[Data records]
=====

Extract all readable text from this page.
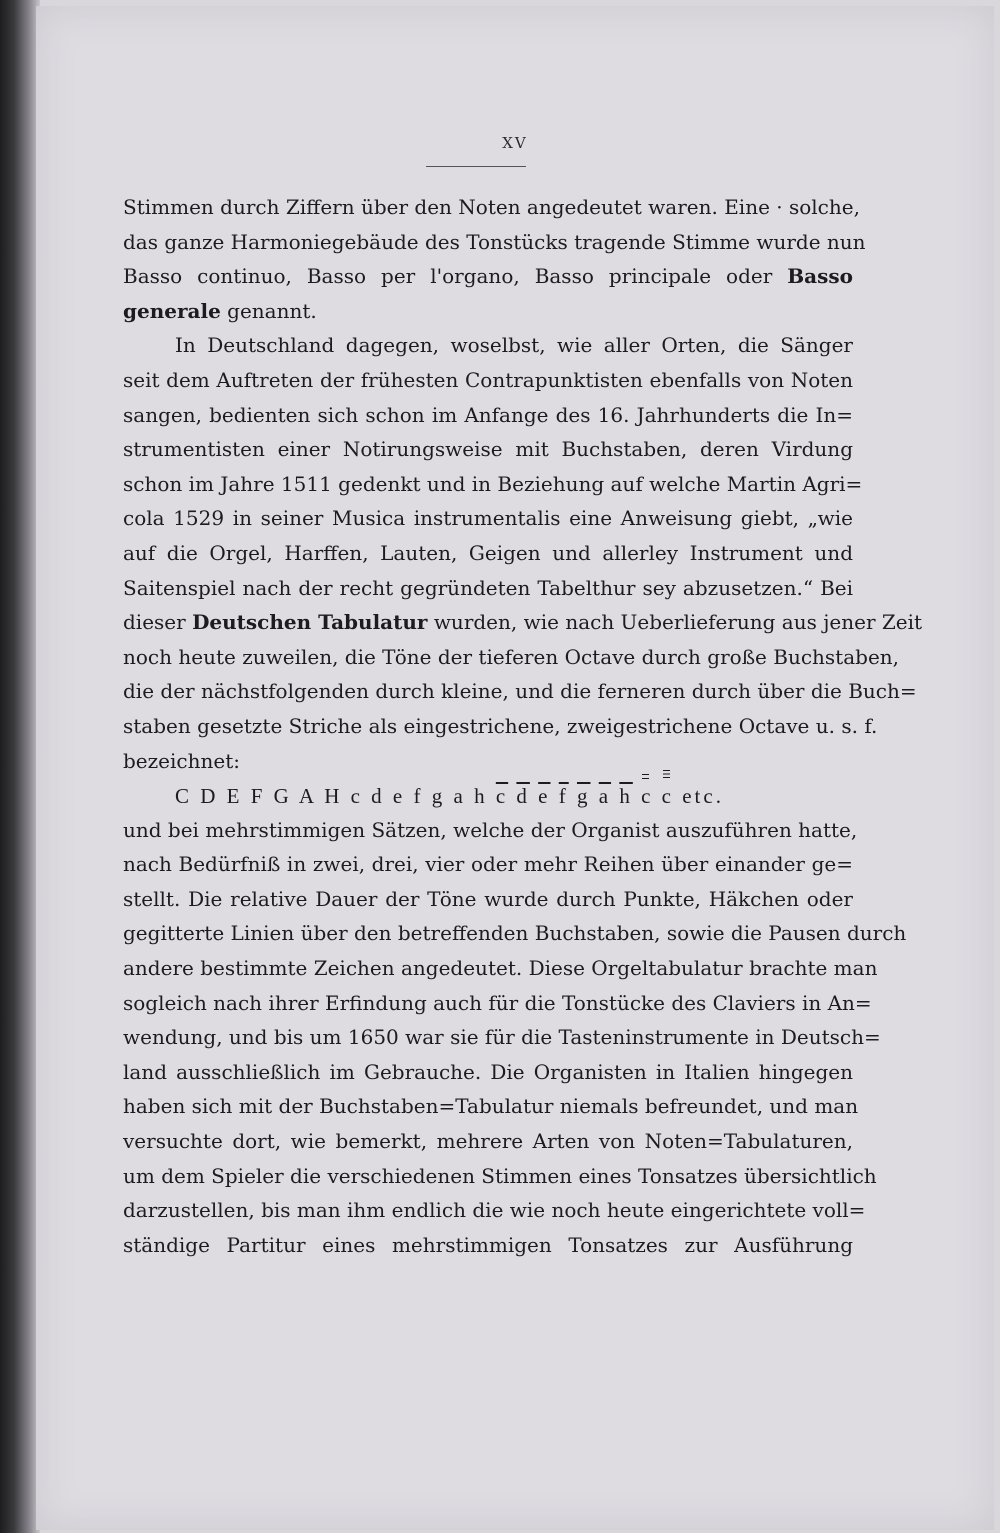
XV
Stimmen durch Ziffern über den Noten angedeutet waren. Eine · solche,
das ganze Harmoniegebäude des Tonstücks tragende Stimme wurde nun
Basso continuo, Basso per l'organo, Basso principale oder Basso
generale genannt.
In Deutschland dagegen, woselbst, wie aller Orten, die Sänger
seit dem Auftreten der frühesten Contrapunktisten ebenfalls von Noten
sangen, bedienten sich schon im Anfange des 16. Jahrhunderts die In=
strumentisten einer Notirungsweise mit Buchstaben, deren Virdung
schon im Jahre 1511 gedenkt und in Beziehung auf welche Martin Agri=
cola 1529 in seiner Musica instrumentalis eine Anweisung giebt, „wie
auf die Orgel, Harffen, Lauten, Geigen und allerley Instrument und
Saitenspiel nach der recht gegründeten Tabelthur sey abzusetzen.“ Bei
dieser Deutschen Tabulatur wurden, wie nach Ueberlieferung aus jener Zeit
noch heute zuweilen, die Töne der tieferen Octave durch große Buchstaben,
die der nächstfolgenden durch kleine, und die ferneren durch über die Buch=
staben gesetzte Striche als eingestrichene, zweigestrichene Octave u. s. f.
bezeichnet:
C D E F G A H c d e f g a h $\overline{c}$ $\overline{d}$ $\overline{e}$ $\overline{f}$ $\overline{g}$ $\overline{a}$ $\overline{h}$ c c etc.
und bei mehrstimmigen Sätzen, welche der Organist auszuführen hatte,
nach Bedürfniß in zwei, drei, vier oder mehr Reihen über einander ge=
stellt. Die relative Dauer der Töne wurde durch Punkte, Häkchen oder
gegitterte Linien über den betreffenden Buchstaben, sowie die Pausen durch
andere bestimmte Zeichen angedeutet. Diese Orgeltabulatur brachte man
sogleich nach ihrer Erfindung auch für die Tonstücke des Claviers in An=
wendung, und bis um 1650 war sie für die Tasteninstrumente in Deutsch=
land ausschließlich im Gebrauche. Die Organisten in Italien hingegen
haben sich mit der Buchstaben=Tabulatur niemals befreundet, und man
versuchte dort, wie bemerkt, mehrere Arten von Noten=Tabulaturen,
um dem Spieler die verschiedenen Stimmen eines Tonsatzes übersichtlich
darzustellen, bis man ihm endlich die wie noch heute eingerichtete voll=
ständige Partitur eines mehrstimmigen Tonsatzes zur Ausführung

=====

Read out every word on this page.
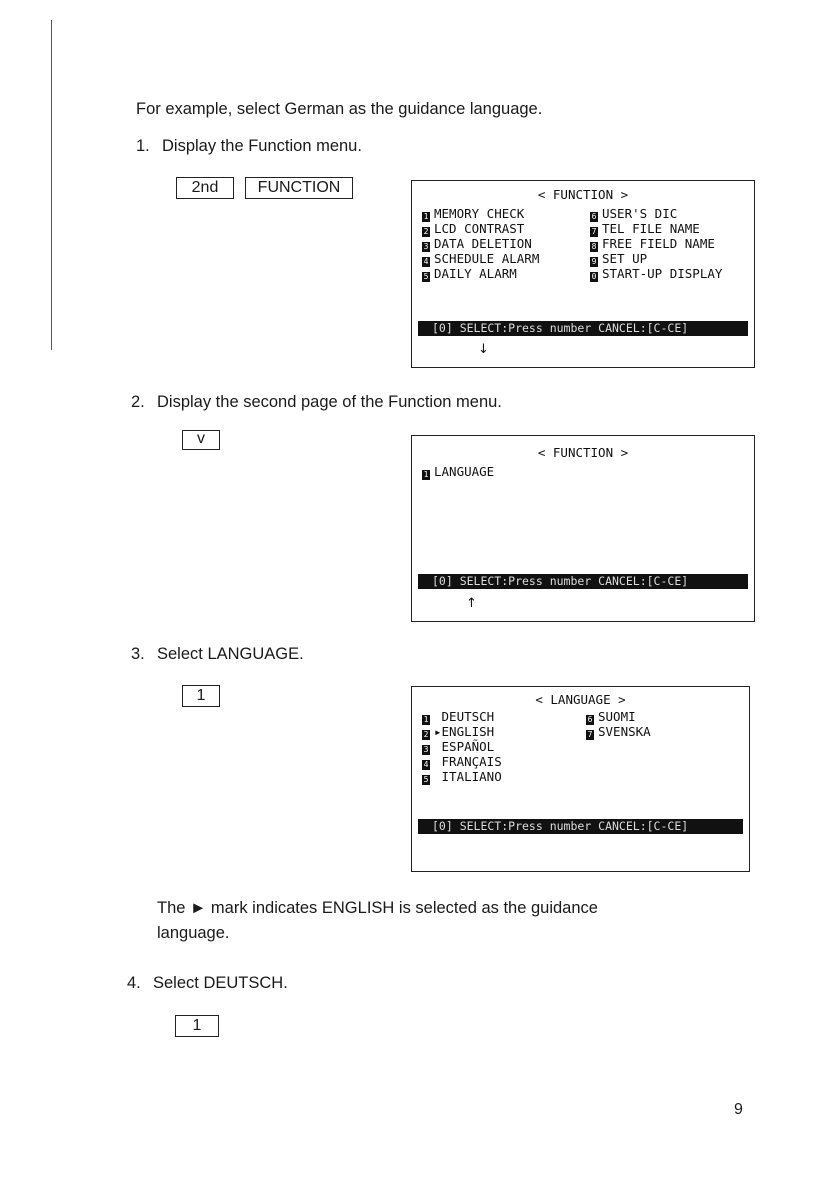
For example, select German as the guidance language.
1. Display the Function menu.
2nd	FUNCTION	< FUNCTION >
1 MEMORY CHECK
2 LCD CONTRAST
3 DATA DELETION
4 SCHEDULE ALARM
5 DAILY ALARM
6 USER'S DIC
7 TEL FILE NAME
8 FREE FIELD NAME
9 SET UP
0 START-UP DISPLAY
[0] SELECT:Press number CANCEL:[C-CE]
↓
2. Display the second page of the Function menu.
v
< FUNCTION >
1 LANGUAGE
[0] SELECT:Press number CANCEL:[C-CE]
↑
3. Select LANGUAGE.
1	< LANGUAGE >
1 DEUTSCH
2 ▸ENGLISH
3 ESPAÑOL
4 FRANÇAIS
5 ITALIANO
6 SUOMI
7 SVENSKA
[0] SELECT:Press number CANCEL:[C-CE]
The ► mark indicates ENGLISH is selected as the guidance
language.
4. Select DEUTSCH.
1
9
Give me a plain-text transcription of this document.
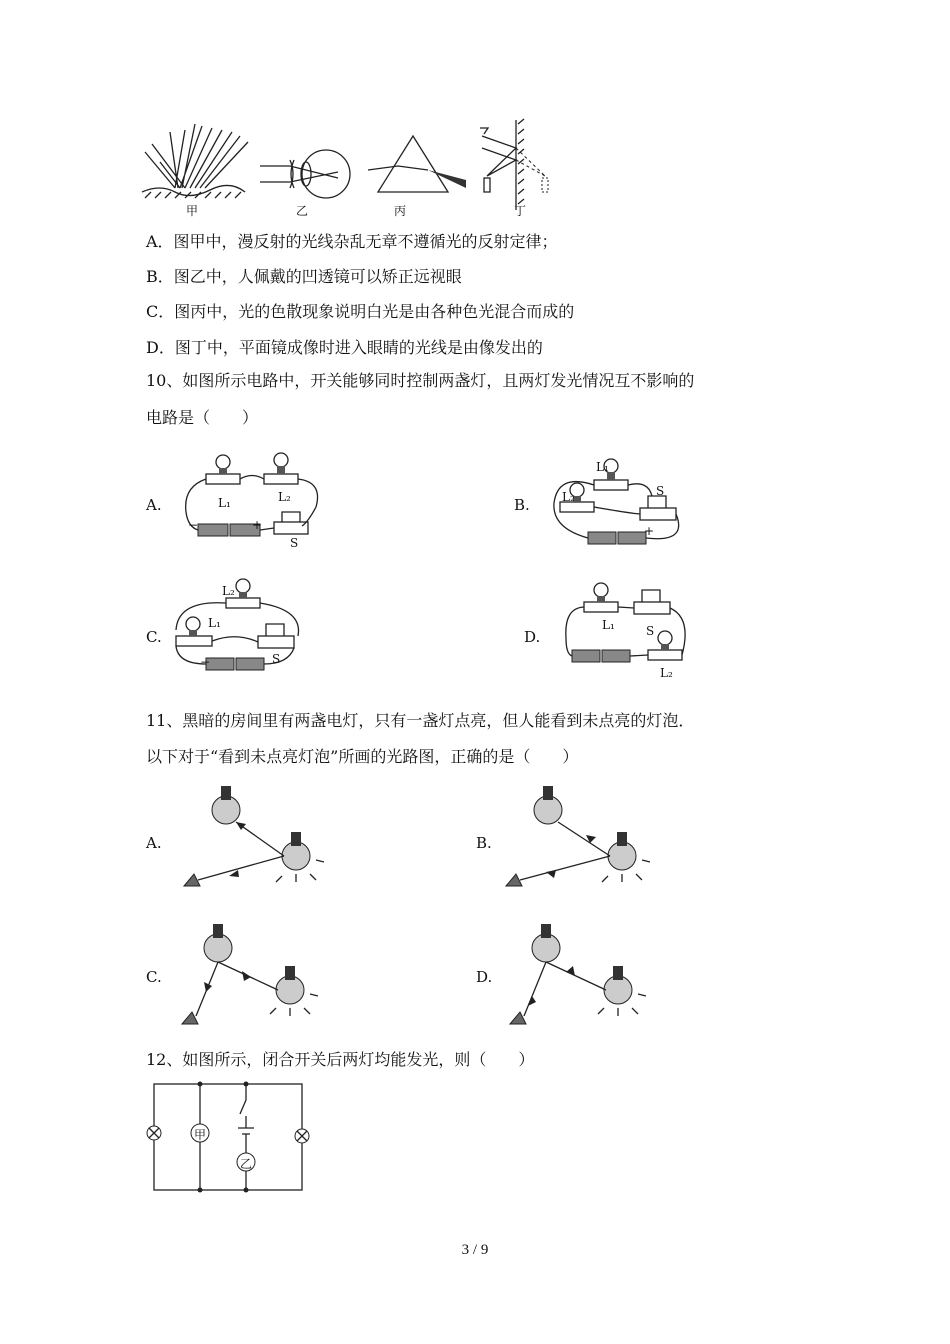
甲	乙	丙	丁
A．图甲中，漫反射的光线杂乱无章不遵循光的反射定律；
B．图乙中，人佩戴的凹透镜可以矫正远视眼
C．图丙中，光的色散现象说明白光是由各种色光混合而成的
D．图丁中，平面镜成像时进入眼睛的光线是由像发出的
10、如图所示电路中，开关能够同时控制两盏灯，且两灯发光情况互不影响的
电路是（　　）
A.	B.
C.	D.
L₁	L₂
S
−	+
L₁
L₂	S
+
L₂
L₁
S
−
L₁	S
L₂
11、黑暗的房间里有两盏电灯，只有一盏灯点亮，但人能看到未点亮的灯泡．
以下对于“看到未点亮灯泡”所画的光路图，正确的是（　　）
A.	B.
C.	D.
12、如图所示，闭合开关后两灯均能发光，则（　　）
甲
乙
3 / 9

=====

Objective: Check each line of the entries above for the word "eines". List the ones that have it.

Problem solution:
um dem Spieler die verschiedenen Stimmen eines Tonsatzes übersichtlich
ständige Partitur eines mehrstimmigen Tonsatzes zur Ausführung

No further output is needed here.